YOUR OBJECTIVE: Among the following entries, count the lines that contain "船舶和海上技术" and report only the result.

Rows from a dataset:
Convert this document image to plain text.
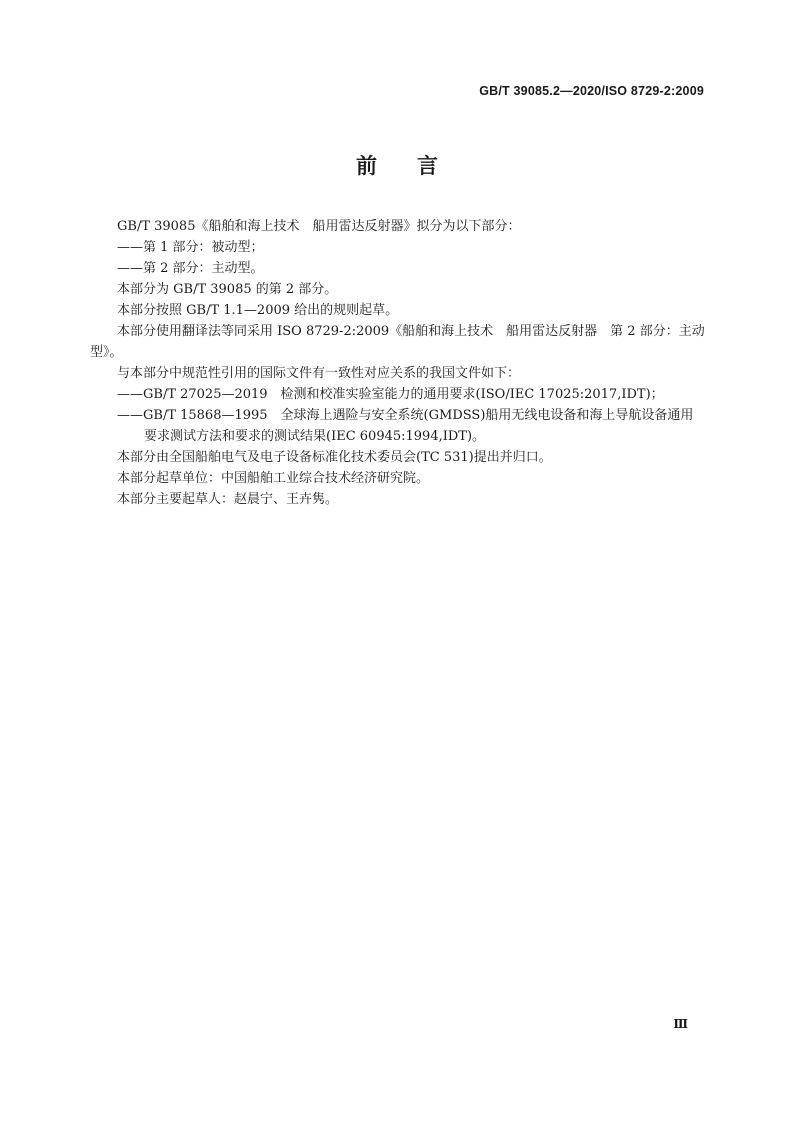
GB/T 39085.2—2020/ISO 8729-2:2009
前言

GB/T 39085《船舶和海上技术　船用雷达反射器》拟分为以下部分：

——第 1 部分：被动型；

——第 2 部分：主动型。

本部分为 GB/T 39085 的第 2 部分。

本部分按照 GB/T 1.1—2009 给出的规则起草。

本部分使用翻译法等同采用 ISO 8729-2:2009《船舶和海上技术　船用雷达反射器　第 2 部分：主动型》。

与本部分中规范性引用的国际文件有一致性对应关系的我国文件如下：

——GB/T 27025—2019　检测和校准实验室能力的通用要求(ISO/IEC 17025:2017,IDT)；

——GB/T 15868—1995　全球海上遇险与安全系统(GMDSS)船用无线电设备和海上导航设备通用要求测试方法和要求的测试结果(IEC 60945:1994,IDT)。

本部分由全国船舶电气及电子设备标准化技术委员会(TC 531)提出并归口。

本部分起草单位：中国船舶工业综合技术经济研究院。

本部分主要起草人：赵晨宁、王卉隽。

Ⅲ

EXERCISE ANSWER: 2